-- The request --
Could every line of the data be printed exactly as it reads?

(Data entries)
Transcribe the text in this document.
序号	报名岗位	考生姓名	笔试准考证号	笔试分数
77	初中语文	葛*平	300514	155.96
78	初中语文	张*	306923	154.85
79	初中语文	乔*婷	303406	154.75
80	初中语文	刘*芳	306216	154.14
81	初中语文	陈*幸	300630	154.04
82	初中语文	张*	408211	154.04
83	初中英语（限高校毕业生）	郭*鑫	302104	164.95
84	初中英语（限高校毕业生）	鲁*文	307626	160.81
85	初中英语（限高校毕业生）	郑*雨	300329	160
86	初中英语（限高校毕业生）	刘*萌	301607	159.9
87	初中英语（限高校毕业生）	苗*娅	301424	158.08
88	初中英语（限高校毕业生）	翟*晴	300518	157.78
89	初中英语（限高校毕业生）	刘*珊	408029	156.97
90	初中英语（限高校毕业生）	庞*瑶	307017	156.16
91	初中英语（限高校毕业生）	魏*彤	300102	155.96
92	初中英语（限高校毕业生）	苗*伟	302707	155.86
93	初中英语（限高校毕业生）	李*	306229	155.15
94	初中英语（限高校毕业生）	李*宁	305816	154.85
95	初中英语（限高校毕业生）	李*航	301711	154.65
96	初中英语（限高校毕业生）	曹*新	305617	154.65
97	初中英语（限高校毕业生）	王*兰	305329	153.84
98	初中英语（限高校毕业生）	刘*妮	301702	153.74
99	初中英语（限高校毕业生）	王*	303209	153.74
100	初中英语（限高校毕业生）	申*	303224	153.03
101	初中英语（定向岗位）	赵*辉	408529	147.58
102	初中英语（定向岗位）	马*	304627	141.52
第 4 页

-- Reply to the exercise --
Transcribe the text in this document.
序号	报名岗位	考生姓名	笔试准考证号	笔试分数
77	初中语文	葛*平	300514	155.96
78	初中语文	张*	306923	154.85
79	初中语文	乔*婷	303406	154.75
80	初中语文	刘*芳	306216	154.14
81	初中语文	陈*幸	300630	154.04
82	初中语文	张*	408211	154.04
83	初中英语（限高校毕业生）	郭*鑫	302104	164.95
84	初中英语（限高校毕业生）	鲁*文	307626	160.81
85	初中英语（限高校毕业生）	郑*雨	300329	160
86	初中英语（限高校毕业生）	刘*萌	301607	159.9
87	初中英语（限高校毕业生）	苗*娅	301424	158.08
88	初中英语（限高校毕业生）	翟*晴	300518	157.78
89	初中英语（限高校毕业生）	刘*珊	408029	156.97
90	初中英语（限高校毕业生）	庞*瑶	307017	156.16
91	初中英语（限高校毕业生）	魏*彤	300102	155.96
92	初中英语（限高校毕业生）	苗*伟	302707	155.86
93	初中英语（限高校毕业生）	李*	306229	155.15
94	初中英语（限高校毕业生）	李*宁	305816	154.85
95	初中英语（限高校毕业生）	李*航	301711	154.65
96	初中英语（限高校毕业生）	曹*新	305617	154.65
97	初中英语（限高校毕业生）	王*兰	305329	153.84
98	初中英语（限高校毕业生）	刘*妮	301702	153.74
99	初中英语（限高校毕业生）	王*	303209	153.74
100	初中英语（限高校毕业生）	申*	303224	153.03
101	初中英语（定向岗位）	赵*辉	408529	147.58
102	初中英语（定向岗位）	马*	304627	141.52
第 4 页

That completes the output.